* [YOUR INSTRUCTIONS]:
Comb the records below for the string "local" and copy each line where it turns up.

═════ ROWS

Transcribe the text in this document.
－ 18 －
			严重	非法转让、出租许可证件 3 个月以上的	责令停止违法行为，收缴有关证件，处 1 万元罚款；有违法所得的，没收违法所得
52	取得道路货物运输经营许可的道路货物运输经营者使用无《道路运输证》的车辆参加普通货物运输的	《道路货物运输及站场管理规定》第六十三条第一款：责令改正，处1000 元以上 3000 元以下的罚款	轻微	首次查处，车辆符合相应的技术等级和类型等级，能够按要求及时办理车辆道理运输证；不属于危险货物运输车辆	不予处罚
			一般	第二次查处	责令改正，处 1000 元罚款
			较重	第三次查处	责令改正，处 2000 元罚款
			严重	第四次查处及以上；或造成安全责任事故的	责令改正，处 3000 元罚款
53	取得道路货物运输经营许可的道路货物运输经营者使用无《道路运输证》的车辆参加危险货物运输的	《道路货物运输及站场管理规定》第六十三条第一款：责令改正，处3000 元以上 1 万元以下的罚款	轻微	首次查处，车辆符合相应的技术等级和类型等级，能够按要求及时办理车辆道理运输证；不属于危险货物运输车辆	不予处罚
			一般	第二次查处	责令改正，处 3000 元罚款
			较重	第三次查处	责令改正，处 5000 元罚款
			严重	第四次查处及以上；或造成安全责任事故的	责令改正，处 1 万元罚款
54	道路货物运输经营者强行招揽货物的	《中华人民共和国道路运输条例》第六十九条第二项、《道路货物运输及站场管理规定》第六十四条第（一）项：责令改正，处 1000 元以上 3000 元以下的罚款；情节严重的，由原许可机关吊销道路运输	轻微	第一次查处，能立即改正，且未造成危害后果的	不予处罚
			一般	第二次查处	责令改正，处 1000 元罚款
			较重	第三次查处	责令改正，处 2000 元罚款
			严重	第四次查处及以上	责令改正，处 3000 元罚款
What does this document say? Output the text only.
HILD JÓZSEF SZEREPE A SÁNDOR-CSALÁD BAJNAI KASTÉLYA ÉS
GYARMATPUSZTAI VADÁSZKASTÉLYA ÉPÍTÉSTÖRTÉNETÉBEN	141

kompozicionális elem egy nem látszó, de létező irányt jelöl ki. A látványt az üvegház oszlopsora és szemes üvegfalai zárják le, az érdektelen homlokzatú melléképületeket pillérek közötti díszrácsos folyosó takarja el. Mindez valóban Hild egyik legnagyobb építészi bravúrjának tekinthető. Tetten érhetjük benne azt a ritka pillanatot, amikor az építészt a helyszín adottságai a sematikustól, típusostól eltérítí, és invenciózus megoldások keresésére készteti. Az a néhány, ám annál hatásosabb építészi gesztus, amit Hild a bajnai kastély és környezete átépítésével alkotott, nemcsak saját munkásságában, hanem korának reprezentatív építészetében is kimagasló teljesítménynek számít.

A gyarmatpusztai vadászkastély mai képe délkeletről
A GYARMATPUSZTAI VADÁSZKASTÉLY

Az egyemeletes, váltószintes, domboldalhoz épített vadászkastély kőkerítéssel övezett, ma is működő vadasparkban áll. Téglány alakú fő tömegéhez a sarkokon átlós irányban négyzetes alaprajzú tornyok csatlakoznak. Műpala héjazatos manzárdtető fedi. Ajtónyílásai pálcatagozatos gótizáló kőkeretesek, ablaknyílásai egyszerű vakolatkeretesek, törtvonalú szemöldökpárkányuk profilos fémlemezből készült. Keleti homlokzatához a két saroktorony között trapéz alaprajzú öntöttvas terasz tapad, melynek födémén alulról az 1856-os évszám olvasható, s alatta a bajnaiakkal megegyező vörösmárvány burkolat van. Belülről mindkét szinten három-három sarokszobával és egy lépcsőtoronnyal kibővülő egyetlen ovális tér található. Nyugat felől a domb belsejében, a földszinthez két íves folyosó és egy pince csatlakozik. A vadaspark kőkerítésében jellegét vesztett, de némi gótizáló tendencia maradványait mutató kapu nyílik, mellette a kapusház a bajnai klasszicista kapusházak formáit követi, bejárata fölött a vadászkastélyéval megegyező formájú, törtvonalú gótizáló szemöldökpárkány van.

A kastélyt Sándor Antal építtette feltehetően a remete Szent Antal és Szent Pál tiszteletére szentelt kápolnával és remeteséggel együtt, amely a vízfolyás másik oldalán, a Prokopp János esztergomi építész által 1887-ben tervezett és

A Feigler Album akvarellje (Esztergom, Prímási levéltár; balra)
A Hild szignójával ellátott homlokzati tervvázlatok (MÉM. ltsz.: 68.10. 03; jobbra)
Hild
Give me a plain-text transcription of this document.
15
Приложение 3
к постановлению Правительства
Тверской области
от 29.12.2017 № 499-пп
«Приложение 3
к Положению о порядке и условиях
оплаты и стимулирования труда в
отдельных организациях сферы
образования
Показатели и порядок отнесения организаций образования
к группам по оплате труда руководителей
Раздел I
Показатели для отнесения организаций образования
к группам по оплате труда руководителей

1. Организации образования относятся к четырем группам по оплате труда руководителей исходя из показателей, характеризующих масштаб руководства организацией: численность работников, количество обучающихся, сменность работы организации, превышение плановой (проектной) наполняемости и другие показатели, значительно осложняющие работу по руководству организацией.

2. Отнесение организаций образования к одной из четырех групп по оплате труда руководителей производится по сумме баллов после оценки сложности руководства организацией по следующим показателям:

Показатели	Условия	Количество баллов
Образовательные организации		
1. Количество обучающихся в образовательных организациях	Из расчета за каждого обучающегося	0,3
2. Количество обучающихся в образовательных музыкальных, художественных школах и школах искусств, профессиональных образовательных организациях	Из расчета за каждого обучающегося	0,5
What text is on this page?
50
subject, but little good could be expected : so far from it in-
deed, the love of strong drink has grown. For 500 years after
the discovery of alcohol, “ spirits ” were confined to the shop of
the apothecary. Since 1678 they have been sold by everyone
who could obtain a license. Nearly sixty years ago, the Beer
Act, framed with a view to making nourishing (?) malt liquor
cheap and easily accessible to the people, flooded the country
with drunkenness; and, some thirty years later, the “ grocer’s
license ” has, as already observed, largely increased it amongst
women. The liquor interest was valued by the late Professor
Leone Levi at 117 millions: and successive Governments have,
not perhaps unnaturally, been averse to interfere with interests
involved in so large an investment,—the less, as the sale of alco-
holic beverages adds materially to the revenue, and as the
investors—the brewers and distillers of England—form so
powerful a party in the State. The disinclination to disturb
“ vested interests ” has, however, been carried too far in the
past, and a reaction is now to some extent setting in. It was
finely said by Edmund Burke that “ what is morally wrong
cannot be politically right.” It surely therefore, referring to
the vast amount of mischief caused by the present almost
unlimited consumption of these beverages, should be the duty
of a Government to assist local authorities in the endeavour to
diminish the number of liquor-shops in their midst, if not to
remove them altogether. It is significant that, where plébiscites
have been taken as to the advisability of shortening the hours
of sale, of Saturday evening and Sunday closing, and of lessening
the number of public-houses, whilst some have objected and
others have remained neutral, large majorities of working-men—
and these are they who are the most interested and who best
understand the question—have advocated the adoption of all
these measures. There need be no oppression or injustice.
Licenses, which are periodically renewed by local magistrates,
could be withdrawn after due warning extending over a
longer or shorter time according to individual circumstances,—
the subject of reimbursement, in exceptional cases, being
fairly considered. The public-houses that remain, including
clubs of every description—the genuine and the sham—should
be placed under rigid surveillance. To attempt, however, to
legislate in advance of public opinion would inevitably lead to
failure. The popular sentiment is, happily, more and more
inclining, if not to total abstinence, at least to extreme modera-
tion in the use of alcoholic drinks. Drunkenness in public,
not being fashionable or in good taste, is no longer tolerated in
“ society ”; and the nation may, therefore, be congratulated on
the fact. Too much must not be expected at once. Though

══════════

* [WRITTEN SOLUTION]:
of a Government to assist local authorities in the endeavour to
Licenses, which are periodically renewed by local magistrates,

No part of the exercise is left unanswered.